(Saved entries)
━━━━━━━━━━
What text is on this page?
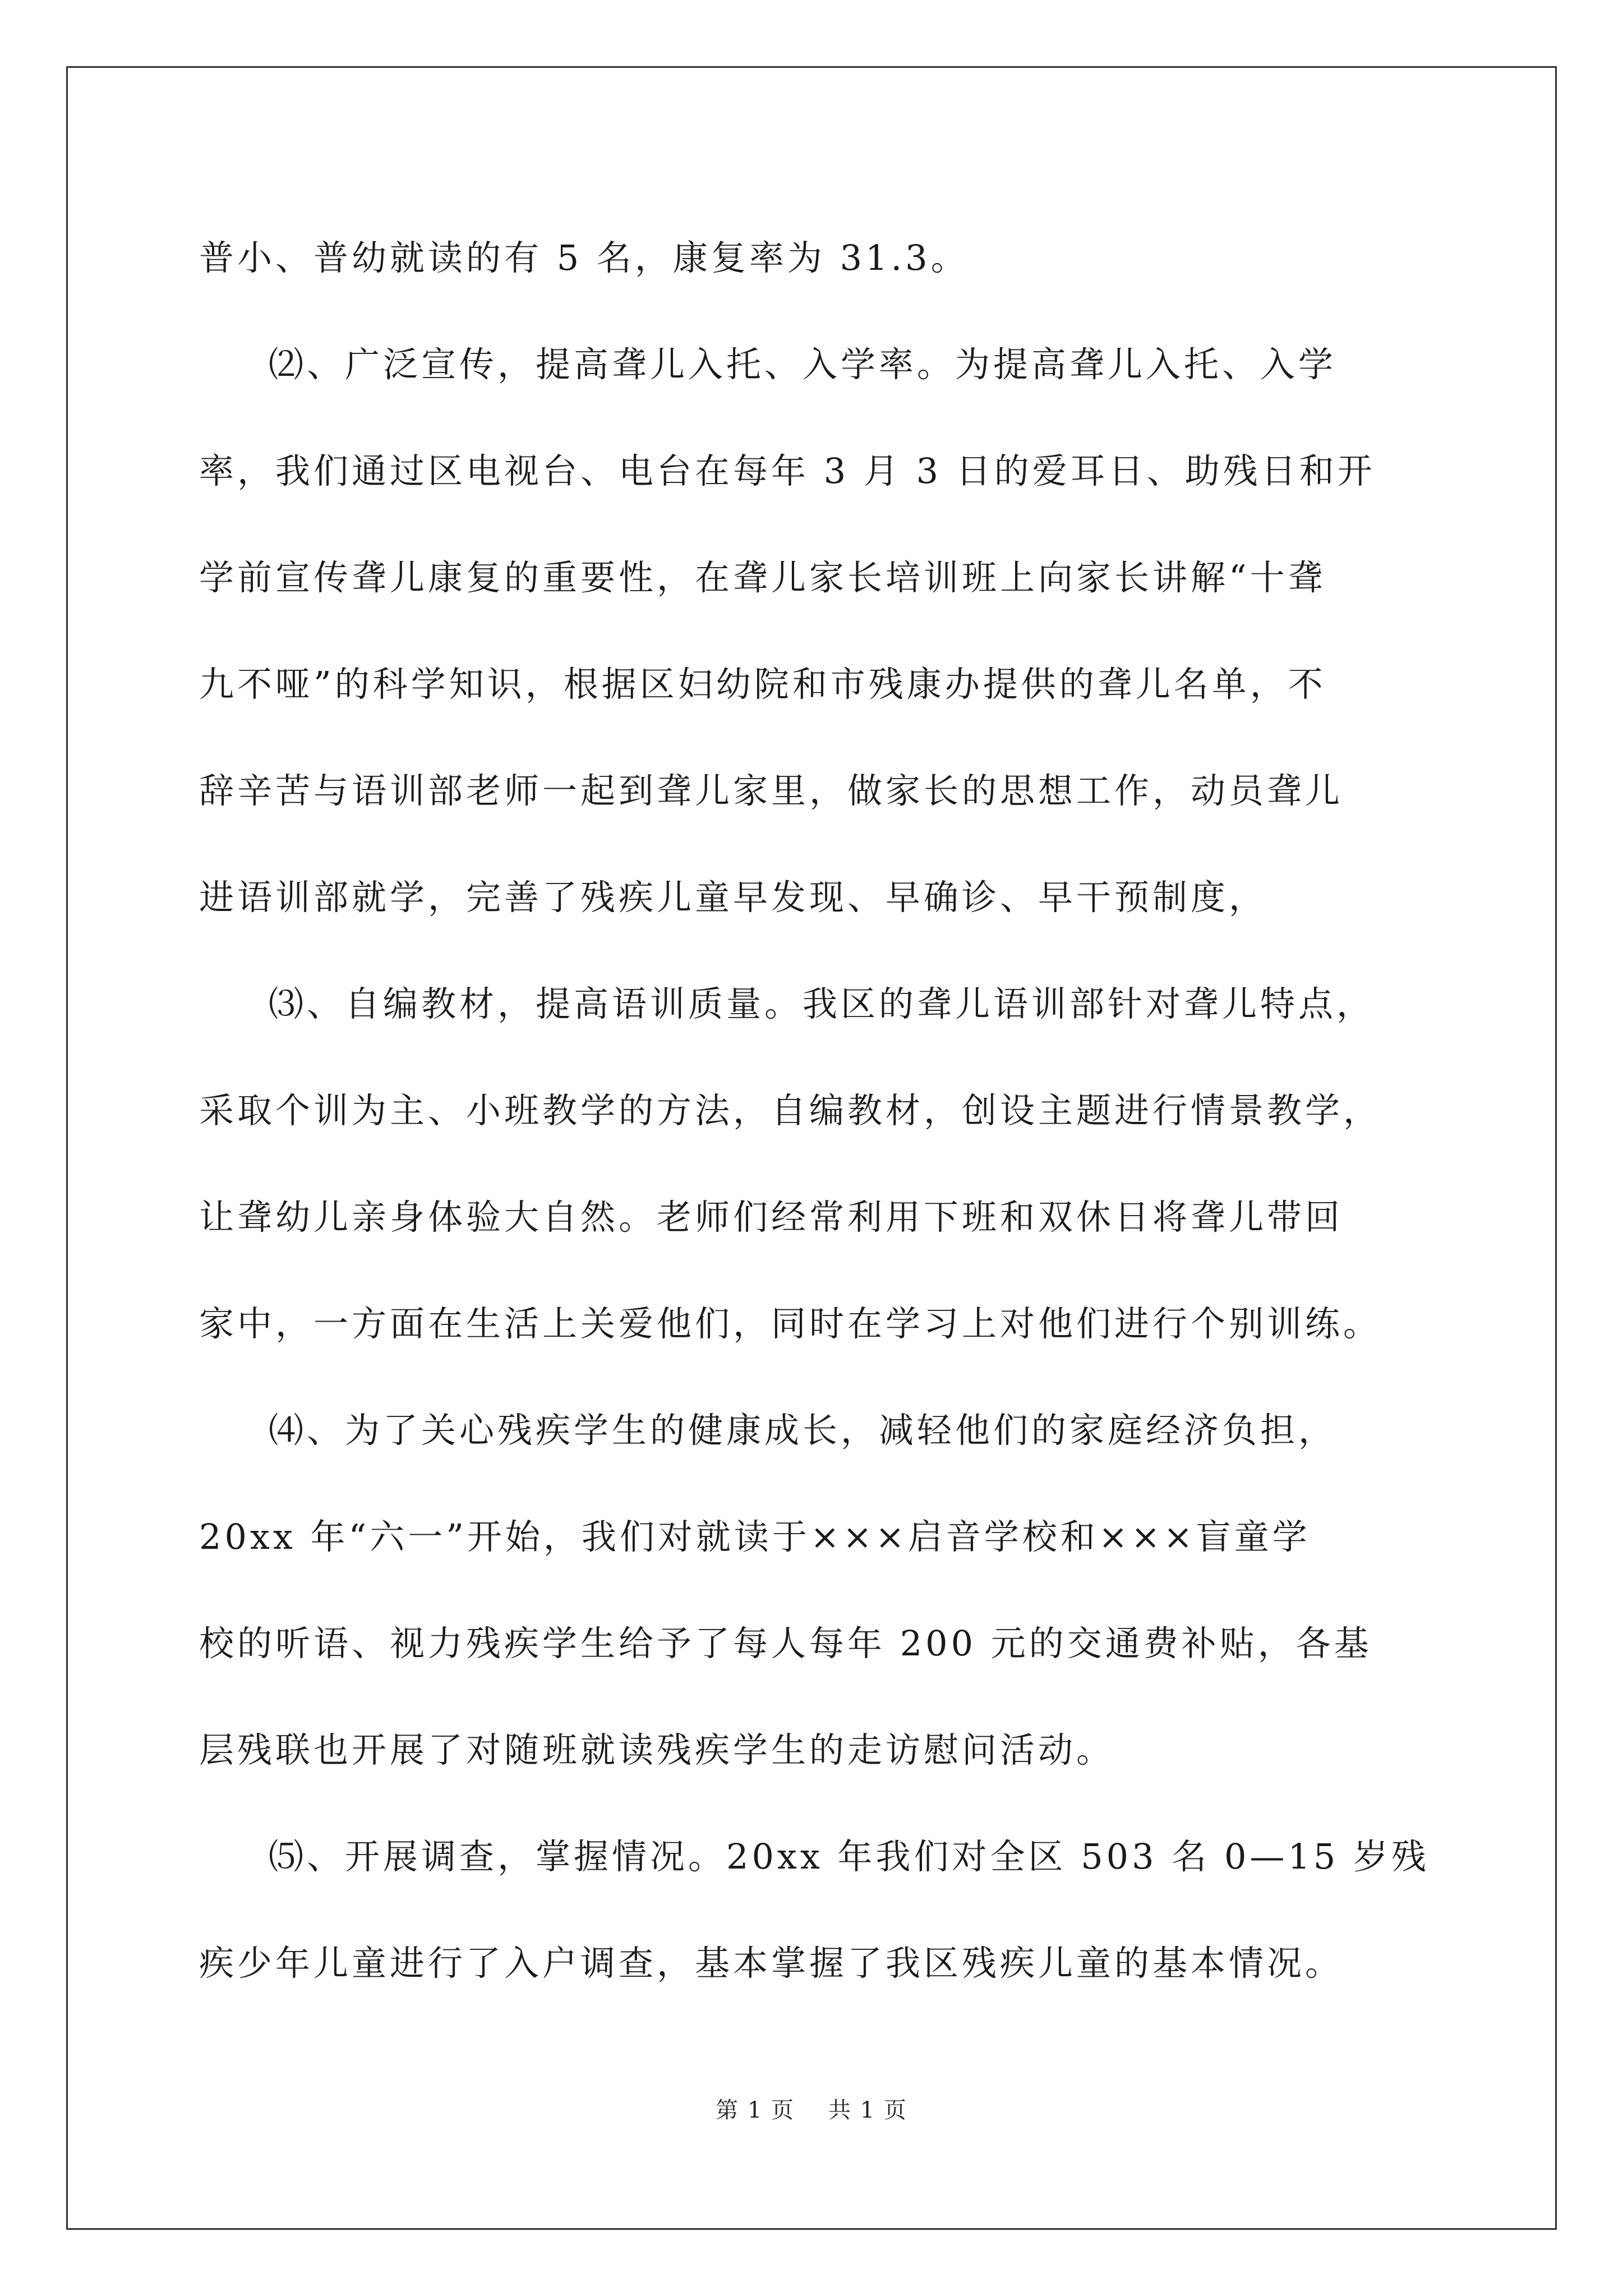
普小、普幼就读的有 5 名，康复率为 31.3。

⑵、广泛宣传，提高聋儿入托、入学率。为提高聋儿入托、入学
率，我们通过区电视台、电台在每年 3 月 3 日的爱耳日、助残日和开
学前宣传聋儿康复的重要性，在聋儿家长培训班上向家长讲解“十聋
九不哑”的科学知识，根据区妇幼院和市残康办提供的聋儿名单，不
辞辛苦与语训部老师一起到聋儿家里，做家长的思想工作，动员聋儿
进语训部就学，完善了残疾儿童早发现、早确诊、早干预制度，

⑶、自编教材，提高语训质量。我区的聋儿语训部针对聋儿特点，
采取个训为主、小班教学的方法，自编教材，创设主题进行情景教学，
让聋幼儿亲身体验大自然。老师们经常利用下班和双休日将聋儿带回
家中，一方面在生活上关爱他们，同时在学习上对他们进行个别训练。

⑷、为了关心残疾学生的健康成长，减轻他们的家庭经济负担，
20xx 年“六一”开始，我们对就读于×××启音学校和×××盲童学
校的听语、视力残疾学生给予了每人每年 200 元的交通费补贴，各基
层残联也开展了对随班就读残疾学生的走访慰问活动。

⑸、开展调查，掌握情况。20xx 年我们对全区 503 名 0—15 岁残
疾少年儿童进行了入户调查，基本掌握了我区残疾儿童的基本情况。

第 1 页 共 1 页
━━━━━━━━━━
Stated goal: Restate the listing above word for word, and skip the pictures.

Correct answer:
What text is on this page?
普小、普幼就读的有 5 名，康复率为 31.3。

⑵、广泛宣传，提高聋儿入托、入学率。为提高聋儿入托、入学
率，我们通过区电视台、电台在每年 3 月 3 日的爱耳日、助残日和开
学前宣传聋儿康复的重要性，在聋儿家长培训班上向家长讲解“十聋
九不哑”的科学知识，根据区妇幼院和市残康办提供的聋儿名单，不
辞辛苦与语训部老师一起到聋儿家里，做家长的思想工作，动员聋儿
进语训部就学，完善了残疾儿童早发现、早确诊、早干预制度，

⑶、自编教材，提高语训质量。我区的聋儿语训部针对聋儿特点，
采取个训为主、小班教学的方法，自编教材，创设主题进行情景教学，
让聋幼儿亲身体验大自然。老师们经常利用下班和双休日将聋儿带回
家中，一方面在生活上关爱他们，同时在学习上对他们进行个别训练。

⑷、为了关心残疾学生的健康成长，减轻他们的家庭经济负担，
20xx 年“六一”开始，我们对就读于×××启音学校和×××盲童学
校的听语、视力残疾学生给予了每人每年 200 元的交通费补贴，各基
层残联也开展了对随班就读残疾学生的走访慰问活动。

⑸、开展调查，掌握情况。20xx 年我们对全区 503 名 0—15 岁残
疾少年儿童进行了入户调查，基本掌握了我区残疾儿童的基本情况。

第 1 页 共 1 页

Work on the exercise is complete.